Work to complete.
(a) In the blog post about Karl Rove, which private computer-help company was the head of the investigating federal agency allegedly using to delete computer files?
(b) From the blog post about Karl Rove, extract word for word the passage that opens with the words containing "The head of" and closes with "Geeks on Call.".

Karl Rove Abused Geeks To Cover Tracks

Published by • December 2nd, 2007 RSS News Feed

Karl Rove’s under fire for calling on nerds to cover his tracks

The head of the federal agency investigating Karl Rove’s White House political operation is facing allegations that he improperly deleted computer files during another probe, using a private computer-help company, Geeks on Call.

This is a pretty big issue that hasn’t received as much press as it should. Over the last few years, there’s been a laundry list of “scandals” that the Bush Administration has engaged in. I guess it depends on who you ask whether the law is being violated, but when there are so many issues going on that incriminate the government as a whole, where do you begin?

Well, Karl Rove knew where to get started when he ran into potential legal problems, it was simple really! The way to correct for violations of federal law is to violate the law again and hide the potentially incriminating data. I’m not going to get into Karl Rove’s Valerie Wilson Plame scandal, though it did involve questionable use of communications.

Data block.
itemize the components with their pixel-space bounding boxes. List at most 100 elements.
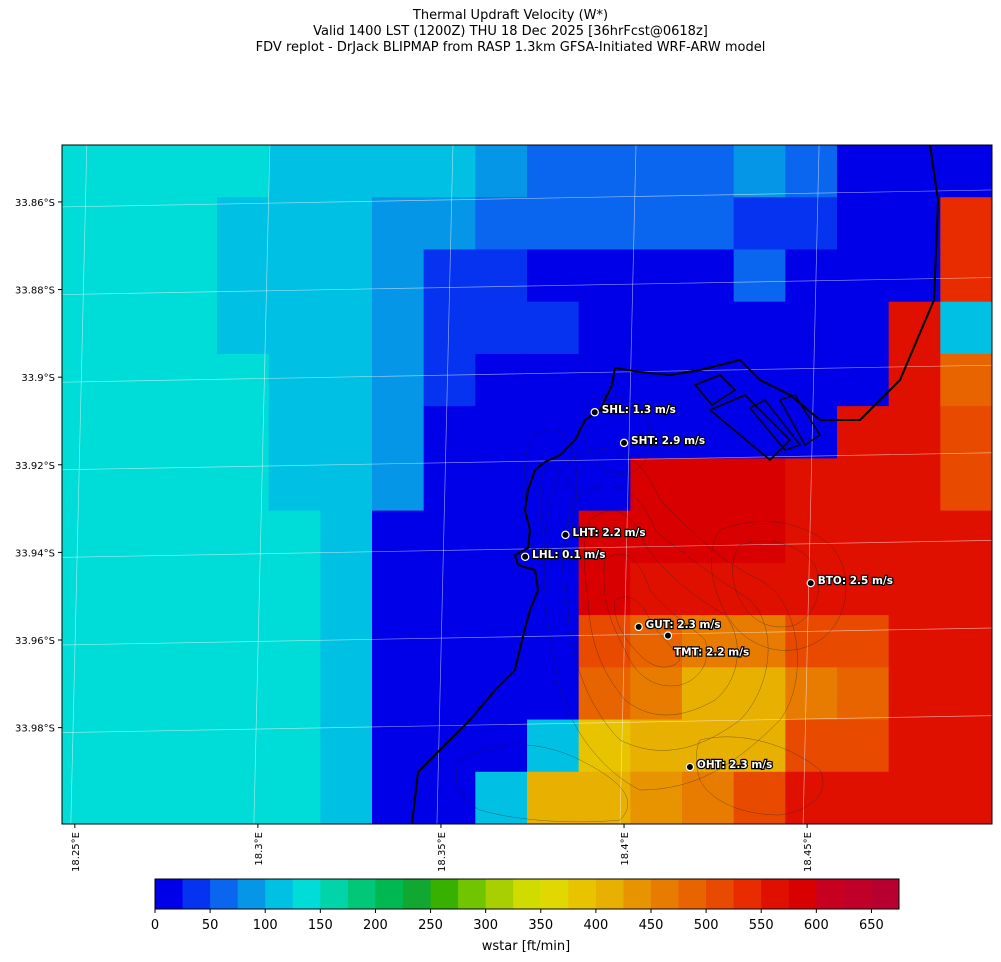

Results in order.
(a) Geeks on Call.

(b)
The head of the federal agency investigating Karl Rove’s White House political operation is facing allegations that he improperly deleted computer files during another probe, using a private computer-help company, Geeks on Call.